WHAT IS REQUIRED:
Transcribe every entry word for word. Skip the pictures.

INFORMATION PROVIDED:

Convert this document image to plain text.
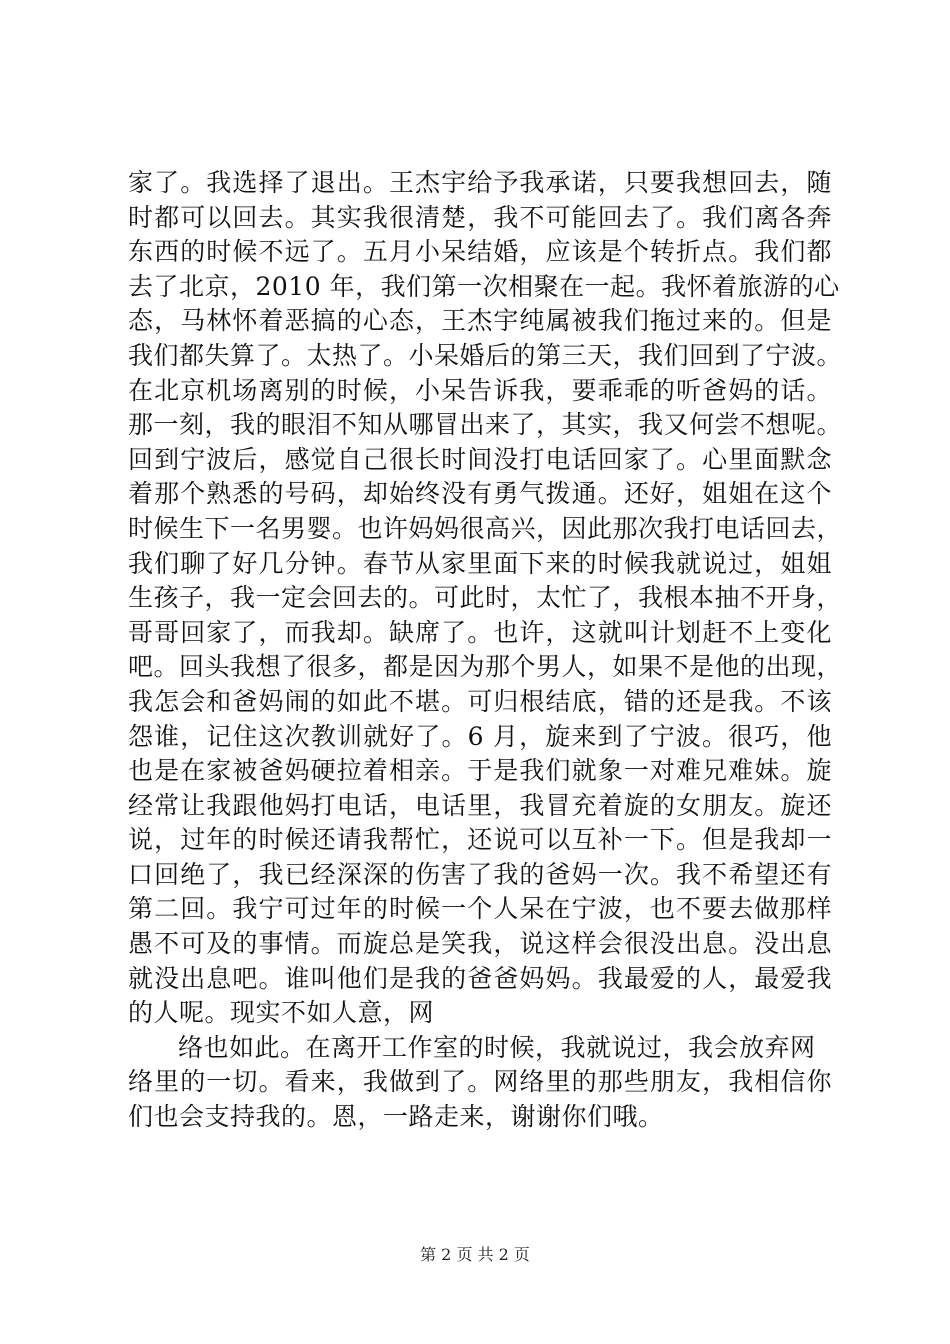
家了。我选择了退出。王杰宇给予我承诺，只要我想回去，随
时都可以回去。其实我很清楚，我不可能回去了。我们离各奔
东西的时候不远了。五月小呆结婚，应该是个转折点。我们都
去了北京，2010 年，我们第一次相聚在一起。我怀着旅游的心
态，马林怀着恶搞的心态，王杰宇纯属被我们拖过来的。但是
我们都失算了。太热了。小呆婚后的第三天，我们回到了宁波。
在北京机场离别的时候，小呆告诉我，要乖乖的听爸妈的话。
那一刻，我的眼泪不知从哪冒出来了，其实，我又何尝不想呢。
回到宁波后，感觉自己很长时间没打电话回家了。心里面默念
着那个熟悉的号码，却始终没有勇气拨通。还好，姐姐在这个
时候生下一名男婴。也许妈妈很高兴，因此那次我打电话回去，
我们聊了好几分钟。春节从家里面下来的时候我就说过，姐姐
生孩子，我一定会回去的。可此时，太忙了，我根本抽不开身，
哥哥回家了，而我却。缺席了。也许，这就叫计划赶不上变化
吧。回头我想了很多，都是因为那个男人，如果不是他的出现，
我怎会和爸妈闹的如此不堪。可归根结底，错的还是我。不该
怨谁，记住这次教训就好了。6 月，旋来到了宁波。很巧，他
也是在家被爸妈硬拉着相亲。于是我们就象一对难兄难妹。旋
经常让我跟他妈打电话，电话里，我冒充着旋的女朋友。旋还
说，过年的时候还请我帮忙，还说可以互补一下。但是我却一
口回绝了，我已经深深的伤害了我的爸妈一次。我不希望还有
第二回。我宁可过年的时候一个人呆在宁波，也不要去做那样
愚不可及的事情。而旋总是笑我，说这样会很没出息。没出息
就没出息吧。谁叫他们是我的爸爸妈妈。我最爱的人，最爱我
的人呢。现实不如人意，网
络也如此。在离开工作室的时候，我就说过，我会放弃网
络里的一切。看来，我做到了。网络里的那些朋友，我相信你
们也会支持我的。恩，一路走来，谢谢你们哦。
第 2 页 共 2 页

WRITTEN SOLUTION:
Convert this document image to plain text.
家了。我选择了退出。王杰宇给予我承诺，只要我想回去，随
时都可以回去。其实我很清楚，我不可能回去了。我们离各奔
东西的时候不远了。五月小呆结婚，应该是个转折点。我们都
去了北京，2010 年，我们第一次相聚在一起。我怀着旅游的心
态，马林怀着恶搞的心态，王杰宇纯属被我们拖过来的。但是
我们都失算了。太热了。小呆婚后的第三天，我们回到了宁波。
在北京机场离别的时候，小呆告诉我，要乖乖的听爸妈的话。
那一刻，我的眼泪不知从哪冒出来了，其实，我又何尝不想呢。
回到宁波后，感觉自己很长时间没打电话回家了。心里面默念
着那个熟悉的号码，却始终没有勇气拨通。还好，姐姐在这个
时候生下一名男婴。也许妈妈很高兴，因此那次我打电话回去，
我们聊了好几分钟。春节从家里面下来的时候我就说过，姐姐
生孩子，我一定会回去的。可此时，太忙了，我根本抽不开身，
哥哥回家了，而我却。缺席了。也许，这就叫计划赶不上变化
吧。回头我想了很多，都是因为那个男人，如果不是他的出现，
我怎会和爸妈闹的如此不堪。可归根结底，错的还是我。不该
怨谁，记住这次教训就好了。6 月，旋来到了宁波。很巧，他
也是在家被爸妈硬拉着相亲。于是我们就象一对难兄难妹。旋
经常让我跟他妈打电话，电话里，我冒充着旋的女朋友。旋还
说，过年的时候还请我帮忙，还说可以互补一下。但是我却一
口回绝了，我已经深深的伤害了我的爸妈一次。我不希望还有
第二回。我宁可过年的时候一个人呆在宁波，也不要去做那样
愚不可及的事情。而旋总是笑我，说这样会很没出息。没出息
就没出息吧。谁叫他们是我的爸爸妈妈。我最爱的人，最爱我
的人呢。现实不如人意，网
络也如此。在离开工作室的时候，我就说过，我会放弃网
络里的一切。看来，我做到了。网络里的那些朋友，我相信你
们也会支持我的。恩，一路走来，谢谢你们哦。
第 2 页 共 2 页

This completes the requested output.